• [Consigne]
D'après le texte sur la conférence pour la paix au Proche-Orient, combien de pays se sont réunis à Paris ?

Ce sont près de 70 pays qui se sont réunis, hier à Paris, dans le cadre de la Conférence internationale pour la paix au Proche-Orient. Le rendez-vous a pour but de relancer le processus de paix israélo-palestinien pour atteindre une solution à deux Etats et d’encourager le retour au dialogue entre les deux parties.

«On espère que la conférence soit un succès et qu’elle débouchera sur l’annonce appelant à des négociations multilatérales, ce que refuse l’Etat israélien. Cette conférence est en tout cas la dernière chance pour parvenir à la solution à deux Etats», a affirmé hier l’ambassadeur palestinien à Alger, Aïssa Louai sur les ondes de la Radio nationale. En octobre, le Conseil exécutif de l’Unesco avait adopté une résolution sur Jérusalem-Est portée par plusieurs pays arabes, un texte dénonçant les empiètements israéliens sur le site de l’esplanade des Mosquées, les incursions israéliennes sur ce site et les restrictions d’accès imposées aux fidèles musulmans. «Avec le projet de judaïsation de Jérusalem où des mesures dangereuses sont en train d’être prises, El Qods est en danger. Où sommes-nous en tant que peuple arabe, en tant que musulmans et tout simplement en tant qu’êtres humains ?», se demande Aïssa Louai. Par ailleurs, Israël a boycotté la conférence, ce qui a incité la France à considérer que la Palestine ne devait pas non plus être représentée aux discussions. «Maintenant, à la communauté internationale, qui a créé l’Etat israélien, de prendre ses responsabilités à l’occasion de cette conférence», appelle le représentant palestinien en Algérie. Le Premier ministre israélien, Benjamin Netanyahu, a, en effet, indiqué la semaine passée que la conférence de Paris était «une imposture palestinienne sous les auspices de la France et destinée à prendre encore plus de positions anti-israéliennes. Cela fait reculer la paix, et nous ne serons pas liés» (par les éventuels engagements à l’issue de la conférence). Une position que déplore Aïssa Louai. «Quelle que soit l’initiative qui fait face aux projets de colonisation israéliens, les dirigeants sionistes le critiquent. Si on propose des négociations pour aller vers la paix, ils disent que nous sommes des terroristes diplomatiques, lorsque nous menons une lutte armée, ils nous affublent de terroristes, et enfin, quand nous menons des luttes populaires, ils disent que c’est le résultat de campagnes d’incitation «, affirme-t-il. Pour l’invité de la radio, ce dimanche, la situation politique actuelle des pays arabes rajoute à la complexité de la situation où Israël mène ses négociations en usant du rapport de force.

• [Entrées extraites]
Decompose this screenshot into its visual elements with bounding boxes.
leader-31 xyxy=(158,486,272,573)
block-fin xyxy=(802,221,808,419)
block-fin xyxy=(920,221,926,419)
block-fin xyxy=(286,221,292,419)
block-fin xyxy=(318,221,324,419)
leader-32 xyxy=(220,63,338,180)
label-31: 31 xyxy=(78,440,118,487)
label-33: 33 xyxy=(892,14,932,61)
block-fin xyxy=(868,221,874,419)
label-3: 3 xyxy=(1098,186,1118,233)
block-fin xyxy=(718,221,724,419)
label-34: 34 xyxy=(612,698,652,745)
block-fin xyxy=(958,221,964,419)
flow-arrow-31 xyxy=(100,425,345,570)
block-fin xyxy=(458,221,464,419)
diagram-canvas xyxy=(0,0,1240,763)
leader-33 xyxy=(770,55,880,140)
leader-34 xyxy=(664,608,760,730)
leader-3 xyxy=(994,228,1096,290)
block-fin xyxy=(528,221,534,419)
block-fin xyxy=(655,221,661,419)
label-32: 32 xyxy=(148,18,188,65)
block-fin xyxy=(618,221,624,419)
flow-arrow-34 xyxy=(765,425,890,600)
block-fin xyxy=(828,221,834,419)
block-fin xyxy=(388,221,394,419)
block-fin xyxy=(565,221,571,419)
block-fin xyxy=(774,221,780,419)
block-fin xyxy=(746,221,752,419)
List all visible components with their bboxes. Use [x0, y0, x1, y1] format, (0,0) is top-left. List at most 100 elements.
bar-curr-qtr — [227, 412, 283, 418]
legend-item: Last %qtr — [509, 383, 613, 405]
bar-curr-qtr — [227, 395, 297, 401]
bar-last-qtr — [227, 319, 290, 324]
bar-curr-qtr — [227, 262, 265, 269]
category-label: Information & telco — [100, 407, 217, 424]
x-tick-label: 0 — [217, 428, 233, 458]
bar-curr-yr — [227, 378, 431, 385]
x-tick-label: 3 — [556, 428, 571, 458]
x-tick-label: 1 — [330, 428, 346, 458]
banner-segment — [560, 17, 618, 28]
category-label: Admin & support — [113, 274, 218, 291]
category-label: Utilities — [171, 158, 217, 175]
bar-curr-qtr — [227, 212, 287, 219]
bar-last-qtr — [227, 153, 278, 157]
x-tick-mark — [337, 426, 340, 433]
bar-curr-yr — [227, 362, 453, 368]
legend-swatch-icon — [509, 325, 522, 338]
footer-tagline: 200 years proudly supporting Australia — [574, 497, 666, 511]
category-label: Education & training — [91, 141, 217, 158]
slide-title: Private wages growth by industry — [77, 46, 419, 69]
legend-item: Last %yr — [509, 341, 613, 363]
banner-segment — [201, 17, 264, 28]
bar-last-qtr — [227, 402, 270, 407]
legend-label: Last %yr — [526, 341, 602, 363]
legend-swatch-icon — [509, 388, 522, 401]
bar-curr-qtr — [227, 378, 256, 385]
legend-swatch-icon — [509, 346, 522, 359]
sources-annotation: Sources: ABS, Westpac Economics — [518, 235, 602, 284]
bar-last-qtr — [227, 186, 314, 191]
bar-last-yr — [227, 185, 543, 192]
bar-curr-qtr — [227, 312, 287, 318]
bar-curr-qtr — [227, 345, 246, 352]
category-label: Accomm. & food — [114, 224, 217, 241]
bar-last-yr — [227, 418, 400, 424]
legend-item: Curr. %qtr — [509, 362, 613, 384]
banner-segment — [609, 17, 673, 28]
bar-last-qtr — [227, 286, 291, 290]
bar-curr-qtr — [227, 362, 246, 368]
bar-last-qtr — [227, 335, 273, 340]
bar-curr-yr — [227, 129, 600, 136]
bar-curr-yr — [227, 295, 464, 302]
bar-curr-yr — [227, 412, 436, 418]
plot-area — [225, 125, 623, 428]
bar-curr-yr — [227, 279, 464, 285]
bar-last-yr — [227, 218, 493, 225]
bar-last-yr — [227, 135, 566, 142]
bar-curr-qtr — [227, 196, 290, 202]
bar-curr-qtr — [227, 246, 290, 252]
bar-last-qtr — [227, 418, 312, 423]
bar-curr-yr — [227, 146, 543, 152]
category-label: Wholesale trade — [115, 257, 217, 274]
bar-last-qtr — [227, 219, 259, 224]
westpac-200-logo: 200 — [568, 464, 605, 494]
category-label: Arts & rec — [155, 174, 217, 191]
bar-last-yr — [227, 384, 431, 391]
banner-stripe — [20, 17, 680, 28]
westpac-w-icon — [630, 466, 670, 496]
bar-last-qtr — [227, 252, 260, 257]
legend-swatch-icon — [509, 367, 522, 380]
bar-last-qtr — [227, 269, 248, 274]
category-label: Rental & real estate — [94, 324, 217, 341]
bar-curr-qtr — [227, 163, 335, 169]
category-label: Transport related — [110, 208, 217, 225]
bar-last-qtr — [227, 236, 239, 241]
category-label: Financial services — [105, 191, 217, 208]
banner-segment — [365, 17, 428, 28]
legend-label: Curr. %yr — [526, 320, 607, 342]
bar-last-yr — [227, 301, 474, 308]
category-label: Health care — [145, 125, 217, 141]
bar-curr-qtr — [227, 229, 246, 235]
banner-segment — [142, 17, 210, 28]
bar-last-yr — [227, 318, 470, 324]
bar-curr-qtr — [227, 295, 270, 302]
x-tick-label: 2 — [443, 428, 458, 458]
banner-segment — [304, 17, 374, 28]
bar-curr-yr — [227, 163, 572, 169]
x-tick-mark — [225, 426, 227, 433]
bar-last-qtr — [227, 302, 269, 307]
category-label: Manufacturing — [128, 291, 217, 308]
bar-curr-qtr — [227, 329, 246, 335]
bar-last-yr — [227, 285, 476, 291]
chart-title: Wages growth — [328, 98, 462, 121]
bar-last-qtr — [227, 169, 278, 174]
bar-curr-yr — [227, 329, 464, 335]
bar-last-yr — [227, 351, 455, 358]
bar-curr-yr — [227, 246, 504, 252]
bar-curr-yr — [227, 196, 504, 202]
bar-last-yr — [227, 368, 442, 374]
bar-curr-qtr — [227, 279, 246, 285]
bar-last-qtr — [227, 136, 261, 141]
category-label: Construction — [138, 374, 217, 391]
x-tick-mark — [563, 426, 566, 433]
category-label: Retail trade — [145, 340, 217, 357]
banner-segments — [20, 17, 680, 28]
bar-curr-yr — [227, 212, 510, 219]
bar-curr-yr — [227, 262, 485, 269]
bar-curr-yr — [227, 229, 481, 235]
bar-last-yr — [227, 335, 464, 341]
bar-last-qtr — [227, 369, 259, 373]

• [Réponse]
Près de 70 pays.